#### PROVIDED DATA

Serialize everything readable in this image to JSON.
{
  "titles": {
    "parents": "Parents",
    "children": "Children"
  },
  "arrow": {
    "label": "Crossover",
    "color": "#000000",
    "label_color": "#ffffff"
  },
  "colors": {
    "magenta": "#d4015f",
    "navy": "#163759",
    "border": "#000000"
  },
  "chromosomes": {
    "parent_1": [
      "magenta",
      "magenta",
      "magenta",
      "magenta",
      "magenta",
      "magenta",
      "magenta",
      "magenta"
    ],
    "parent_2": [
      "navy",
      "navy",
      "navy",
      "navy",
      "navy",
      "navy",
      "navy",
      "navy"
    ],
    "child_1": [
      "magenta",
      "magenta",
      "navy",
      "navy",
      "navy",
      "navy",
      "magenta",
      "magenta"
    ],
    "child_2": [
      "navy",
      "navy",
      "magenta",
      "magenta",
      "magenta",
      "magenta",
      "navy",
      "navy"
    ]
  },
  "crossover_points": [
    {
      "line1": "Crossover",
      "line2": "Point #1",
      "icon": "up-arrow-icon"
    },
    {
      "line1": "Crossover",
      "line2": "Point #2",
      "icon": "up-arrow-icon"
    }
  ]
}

########

_STATED PROBLEM:_ Each line of the material should be duplicated exactly, please.

_TASK SOLUTION:_
Serialize everything readable in this image to JSON.
{
  "titles": {
    "parents": "Parents",
    "children": "Children"
  },
  "arrow": {
    "label": "Crossover",
    "color": "#000000",
    "label_color": "#ffffff"
  },
  "colors": {
    "magenta": "#d4015f",
    "navy": "#163759",
    "border": "#000000"
  },
  "chromosomes": {
    "parent_1": [
      "magenta",
      "magenta",
      "magenta",
      "magenta",
      "magenta",
      "magenta",
      "magenta",
      "magenta"
    ],
    "parent_2": [
      "navy",
      "navy",
      "navy",
      "navy",
      "navy",
      "navy",
      "navy",
      "navy"
    ],
    "child_1": [
      "magenta",
      "magenta",
      "navy",
      "navy",
      "navy",
      "navy",
      "magenta",
      "magenta"
    ],
    "child_2": [
      "navy",
      "navy",
      "magenta",
      "magenta",
      "magenta",
      "magenta",
      "navy",
      "navy"
    ]
  },
  "crossover_points": [
    {
      "line1": "Crossover",
      "line2": "Point #1",
      "icon": "up-arrow-icon"
    },
    {
      "line1": "Crossover",
      "line2": "Point #2",
      "icon": "up-arrow-icon"
    }
  ]
}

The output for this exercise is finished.